OBJECTIVE: Copy out every record precisely.

DATASET EXCERPTS:
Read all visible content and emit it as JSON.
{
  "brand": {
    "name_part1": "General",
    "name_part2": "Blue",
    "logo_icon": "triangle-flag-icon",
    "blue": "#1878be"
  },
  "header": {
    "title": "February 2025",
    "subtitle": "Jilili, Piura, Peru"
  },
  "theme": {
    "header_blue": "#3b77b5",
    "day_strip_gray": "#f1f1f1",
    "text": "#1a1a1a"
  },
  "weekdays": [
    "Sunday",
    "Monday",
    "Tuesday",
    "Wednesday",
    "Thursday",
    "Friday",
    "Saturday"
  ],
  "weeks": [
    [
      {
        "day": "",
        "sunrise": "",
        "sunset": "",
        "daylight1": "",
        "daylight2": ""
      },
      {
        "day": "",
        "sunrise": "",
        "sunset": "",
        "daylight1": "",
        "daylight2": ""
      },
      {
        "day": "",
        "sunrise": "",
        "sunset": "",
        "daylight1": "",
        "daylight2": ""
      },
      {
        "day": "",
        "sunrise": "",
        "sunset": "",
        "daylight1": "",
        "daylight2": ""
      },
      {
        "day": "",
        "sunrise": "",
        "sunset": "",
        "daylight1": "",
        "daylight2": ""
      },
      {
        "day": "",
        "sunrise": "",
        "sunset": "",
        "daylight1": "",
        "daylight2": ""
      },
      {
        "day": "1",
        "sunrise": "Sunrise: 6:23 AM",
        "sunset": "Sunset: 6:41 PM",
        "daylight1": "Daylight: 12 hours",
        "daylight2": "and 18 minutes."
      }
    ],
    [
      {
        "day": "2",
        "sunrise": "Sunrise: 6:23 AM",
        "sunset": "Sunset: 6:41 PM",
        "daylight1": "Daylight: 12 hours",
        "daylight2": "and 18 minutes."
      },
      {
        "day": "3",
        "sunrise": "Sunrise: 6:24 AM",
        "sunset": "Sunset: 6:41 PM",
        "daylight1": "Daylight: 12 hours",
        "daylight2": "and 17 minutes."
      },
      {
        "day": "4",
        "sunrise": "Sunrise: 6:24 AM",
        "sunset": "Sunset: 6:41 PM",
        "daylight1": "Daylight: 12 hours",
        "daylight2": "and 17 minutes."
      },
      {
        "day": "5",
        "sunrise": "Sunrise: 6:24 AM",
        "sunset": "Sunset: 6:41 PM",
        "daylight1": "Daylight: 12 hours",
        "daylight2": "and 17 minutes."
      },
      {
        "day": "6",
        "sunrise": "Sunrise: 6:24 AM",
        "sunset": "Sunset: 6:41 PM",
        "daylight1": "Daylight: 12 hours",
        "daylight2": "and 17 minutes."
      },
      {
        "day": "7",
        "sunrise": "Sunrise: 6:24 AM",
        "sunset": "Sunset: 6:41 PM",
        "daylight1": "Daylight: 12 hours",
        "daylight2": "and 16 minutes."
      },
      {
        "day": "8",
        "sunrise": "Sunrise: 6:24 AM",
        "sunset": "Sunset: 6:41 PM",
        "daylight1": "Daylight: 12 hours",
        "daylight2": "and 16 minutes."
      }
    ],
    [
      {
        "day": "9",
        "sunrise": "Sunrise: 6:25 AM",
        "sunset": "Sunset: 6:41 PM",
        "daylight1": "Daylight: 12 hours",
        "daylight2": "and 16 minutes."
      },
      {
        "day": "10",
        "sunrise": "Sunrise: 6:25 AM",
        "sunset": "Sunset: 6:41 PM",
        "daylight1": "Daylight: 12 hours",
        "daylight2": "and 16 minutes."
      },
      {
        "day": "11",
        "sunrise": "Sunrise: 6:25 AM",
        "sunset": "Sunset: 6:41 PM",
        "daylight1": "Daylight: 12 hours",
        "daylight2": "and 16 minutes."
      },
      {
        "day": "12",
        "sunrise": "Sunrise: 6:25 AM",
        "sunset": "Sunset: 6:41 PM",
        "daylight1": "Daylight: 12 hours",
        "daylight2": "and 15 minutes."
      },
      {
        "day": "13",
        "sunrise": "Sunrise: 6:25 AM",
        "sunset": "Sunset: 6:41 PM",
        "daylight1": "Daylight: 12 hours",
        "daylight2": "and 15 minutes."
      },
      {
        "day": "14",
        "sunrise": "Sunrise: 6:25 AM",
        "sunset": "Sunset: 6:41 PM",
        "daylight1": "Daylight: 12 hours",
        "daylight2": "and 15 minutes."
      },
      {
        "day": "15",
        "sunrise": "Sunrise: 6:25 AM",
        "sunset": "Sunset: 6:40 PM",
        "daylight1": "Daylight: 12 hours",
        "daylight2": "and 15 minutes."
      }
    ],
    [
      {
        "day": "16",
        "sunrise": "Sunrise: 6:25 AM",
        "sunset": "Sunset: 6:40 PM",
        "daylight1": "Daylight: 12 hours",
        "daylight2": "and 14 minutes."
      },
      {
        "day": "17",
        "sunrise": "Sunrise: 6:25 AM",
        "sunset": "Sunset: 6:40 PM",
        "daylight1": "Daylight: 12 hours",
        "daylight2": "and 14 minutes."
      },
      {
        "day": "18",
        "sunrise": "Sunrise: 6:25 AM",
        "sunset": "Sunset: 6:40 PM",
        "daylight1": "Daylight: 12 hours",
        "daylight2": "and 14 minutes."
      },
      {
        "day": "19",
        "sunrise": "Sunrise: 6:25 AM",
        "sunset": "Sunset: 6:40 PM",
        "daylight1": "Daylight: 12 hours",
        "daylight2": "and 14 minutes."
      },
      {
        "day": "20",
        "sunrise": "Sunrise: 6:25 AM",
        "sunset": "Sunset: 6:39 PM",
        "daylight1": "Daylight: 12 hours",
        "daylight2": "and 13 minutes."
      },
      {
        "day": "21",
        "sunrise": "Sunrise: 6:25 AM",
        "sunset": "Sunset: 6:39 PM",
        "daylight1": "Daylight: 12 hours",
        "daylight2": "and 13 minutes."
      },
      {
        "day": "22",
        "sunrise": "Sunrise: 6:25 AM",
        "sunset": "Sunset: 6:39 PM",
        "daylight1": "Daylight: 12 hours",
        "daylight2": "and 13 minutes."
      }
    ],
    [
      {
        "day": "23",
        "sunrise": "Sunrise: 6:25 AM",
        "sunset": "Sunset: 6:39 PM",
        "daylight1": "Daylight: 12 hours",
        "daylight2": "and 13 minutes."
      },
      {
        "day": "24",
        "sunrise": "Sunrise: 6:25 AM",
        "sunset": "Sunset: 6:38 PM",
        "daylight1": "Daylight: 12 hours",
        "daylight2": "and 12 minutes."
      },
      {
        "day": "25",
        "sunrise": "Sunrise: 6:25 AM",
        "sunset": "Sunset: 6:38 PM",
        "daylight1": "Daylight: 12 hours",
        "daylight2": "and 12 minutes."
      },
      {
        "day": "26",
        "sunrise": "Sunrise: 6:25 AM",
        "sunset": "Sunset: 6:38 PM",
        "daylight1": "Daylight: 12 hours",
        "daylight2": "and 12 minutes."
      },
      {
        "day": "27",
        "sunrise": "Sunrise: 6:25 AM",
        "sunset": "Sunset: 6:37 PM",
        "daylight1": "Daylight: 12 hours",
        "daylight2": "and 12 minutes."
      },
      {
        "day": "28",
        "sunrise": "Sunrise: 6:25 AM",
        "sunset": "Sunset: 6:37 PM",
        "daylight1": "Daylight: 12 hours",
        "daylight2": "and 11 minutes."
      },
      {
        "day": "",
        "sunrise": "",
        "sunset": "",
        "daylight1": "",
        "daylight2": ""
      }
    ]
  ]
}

ANSWER:
Read all visible content and emit it as JSON.
{
  "brand": {
    "name_part1": "General",
    "name_part2": "Blue",
    "logo_icon": "triangle-flag-icon",
    "blue": "#1878be"
  },
  "header": {
    "title": "February 2025",
    "subtitle": "Jilili, Piura, Peru"
  },
  "theme": {
    "header_blue": "#3b77b5",
    "day_strip_gray": "#f1f1f1",
    "text": "#1a1a1a"
  },
  "weekdays": [
    "Sunday",
    "Monday",
    "Tuesday",
    "Wednesday",
    "Thursday",
    "Friday",
    "Saturday"
  ],
  "weeks": [
    [
      {
        "day": "",
        "sunrise": "",
        "sunset": "",
        "daylight1": "",
        "daylight2": ""
      },
      {
        "day": "",
        "sunrise": "",
        "sunset": "",
        "daylight1": "",
        "daylight2": ""
      },
      {
        "day": "",
        "sunrise": "",
        "sunset": "",
        "daylight1": "",
        "daylight2": ""
      },
      {
        "day": "",
        "sunrise": "",
        "sunset": "",
        "daylight1": "",
        "daylight2": ""
      },
      {
        "day": "",
        "sunrise": "",
        "sunset": "",
        "daylight1": "",
        "daylight2": ""
      },
      {
        "day": "",
        "sunrise": "",
        "sunset": "",
        "daylight1": "",
        "daylight2": ""
      },
      {
        "day": "1",
        "sunrise": "Sunrise: 6:23 AM",
        "sunset": "Sunset: 6:41 PM",
        "daylight1": "Daylight: 12 hours",
        "daylight2": "and 18 minutes."
      }
    ],
    [
      {
        "day": "2",
        "sunrise": "Sunrise: 6:23 AM",
        "sunset": "Sunset: 6:41 PM",
        "daylight1": "Daylight: 12 hours",
        "daylight2": "and 18 minutes."
      },
      {
        "day": "3",
        "sunrise": "Sunrise: 6:24 AM",
        "sunset": "Sunset: 6:41 PM",
        "daylight1": "Daylight: 12 hours",
        "daylight2": "and 17 minutes."
      },
      {
        "day": "4",
        "sunrise": "Sunrise: 6:24 AM",
        "sunset": "Sunset: 6:41 PM",
        "daylight1": "Daylight: 12 hours",
        "daylight2": "and 17 minutes."
      },
      {
        "day": "5",
        "sunrise": "Sunrise: 6:24 AM",
        "sunset": "Sunset: 6:41 PM",
        "daylight1": "Daylight: 12 hours",
        "daylight2": "and 17 minutes."
      },
      {
        "day": "6",
        "sunrise": "Sunrise: 6:24 AM",
        "sunset": "Sunset: 6:41 PM",
        "daylight1": "Daylight: 12 hours",
        "daylight2": "and 17 minutes."
      },
      {
        "day": "7",
        "sunrise": "Sunrise: 6:24 AM",
        "sunset": "Sunset: 6:41 PM",
        "daylight1": "Daylight: 12 hours",
        "daylight2": "and 16 minutes."
      },
      {
        "day": "8",
        "sunrise": "Sunrise: 6:24 AM",
        "sunset": "Sunset: 6:41 PM",
        "daylight1": "Daylight: 12 hours",
        "daylight2": "and 16 minutes."
      }
    ],
    [
      {
        "day": "9",
        "sunrise": "Sunrise: 6:25 AM",
        "sunset": "Sunset: 6:41 PM",
        "daylight1": "Daylight: 12 hours",
        "daylight2": "and 16 minutes."
      },
      {
        "day": "10",
        "sunrise": "Sunrise: 6:25 AM",
        "sunset": "Sunset: 6:41 PM",
        "daylight1": "Daylight: 12 hours",
        "daylight2": "and 16 minutes."
      },
      {
        "day": "11",
        "sunrise": "Sunrise: 6:25 AM",
        "sunset": "Sunset: 6:41 PM",
        "daylight1": "Daylight: 12 hours",
        "daylight2": "and 16 minutes."
      },
      {
        "day": "12",
        "sunrise": "Sunrise: 6:25 AM",
        "sunset": "Sunset: 6:41 PM",
        "daylight1": "Daylight: 12 hours",
        "daylight2": "and 15 minutes."
      },
      {
        "day": "13",
        "sunrise": "Sunrise: 6:25 AM",
        "sunset": "Sunset: 6:41 PM",
        "daylight1": "Daylight: 12 hours",
        "daylight2": "and 15 minutes."
      },
      {
        "day": "14",
        "sunrise": "Sunrise: 6:25 AM",
        "sunset": "Sunset: 6:41 PM",
        "daylight1": "Daylight: 12 hours",
        "daylight2": "and 15 minutes."
      },
      {
        "day": "15",
        "sunrise": "Sunrise: 6:25 AM",
        "sunset": "Sunset: 6:40 PM",
        "daylight1": "Daylight: 12 hours",
        "daylight2": "and 15 minutes."
      }
    ],
    [
      {
        "day": "16",
        "sunrise": "Sunrise: 6:25 AM",
        "sunset": "Sunset: 6:40 PM",
        "daylight1": "Daylight: 12 hours",
        "daylight2": "and 14 minutes."
      },
      {
        "day": "17",
        "sunrise": "Sunrise: 6:25 AM",
        "sunset": "Sunset: 6:40 PM",
        "daylight1": "Daylight: 12 hours",
        "daylight2": "and 14 minutes."
      },
      {
        "day": "18",
        "sunrise": "Sunrise: 6:25 AM",
        "sunset": "Sunset: 6:40 PM",
        "daylight1": "Daylight: 12 hours",
        "daylight2": "and 14 minutes."
      },
      {
        "day": "19",
        "sunrise": "Sunrise: 6:25 AM",
        "sunset": "Sunset: 6:40 PM",
        "daylight1": "Daylight: 12 hours",
        "daylight2": "and 14 minutes."
      },
      {
        "day": "20",
        "sunrise": "Sunrise: 6:25 AM",
        "sunset": "Sunset: 6:39 PM",
        "daylight1": "Daylight: 12 hours",
        "daylight2": "and 13 minutes."
      },
      {
        "day": "21",
        "sunrise": "Sunrise: 6:25 AM",
        "sunset": "Sunset: 6:39 PM",
        "daylight1": "Daylight: 12 hours",
        "daylight2": "and 13 minutes."
      },
      {
        "day": "22",
        "sunrise": "Sunrise: 6:25 AM",
        "sunset": "Sunset: 6:39 PM",
        "daylight1": "Daylight: 12 hours",
        "daylight2": "and 13 minutes."
      }
    ],
    [
      {
        "day": "23",
        "sunrise": "Sunrise: 6:25 AM",
        "sunset": "Sunset: 6:39 PM",
        "daylight1": "Daylight: 12 hours",
        "daylight2": "and 13 minutes."
      },
      {
        "day": "24",
        "sunrise": "Sunrise: 6:25 AM",
        "sunset": "Sunset: 6:38 PM",
        "daylight1": "Daylight: 12 hours",
        "daylight2": "and 12 minutes."
      },
      {
        "day": "25",
        "sunrise": "Sunrise: 6:25 AM",
        "sunset": "Sunset: 6:38 PM",
        "daylight1": "Daylight: 12 hours",
        "daylight2": "and 12 minutes."
      },
      {
        "day": "26",
        "sunrise": "Sunrise: 6:25 AM",
        "sunset": "Sunset: 6:38 PM",
        "daylight1": "Daylight: 12 hours",
        "daylight2": "and 12 minutes."
      },
      {
        "day": "27",
        "sunrise": "Sunrise: 6:25 AM",
        "sunset": "Sunset: 6:37 PM",
        "daylight1": "Daylight: 12 hours",
        "daylight2": "and 12 minutes."
      },
      {
        "day": "28",
        "sunrise": "Sunrise: 6:25 AM",
        "sunset": "Sunset: 6:37 PM",
        "daylight1": "Daylight: 12 hours",
        "daylight2": "and 11 minutes."
      },
      {
        "day": "",
        "sunrise": "",
        "sunset": "",
        "daylight1": "",
        "daylight2": ""
      }
    ]
  ]
}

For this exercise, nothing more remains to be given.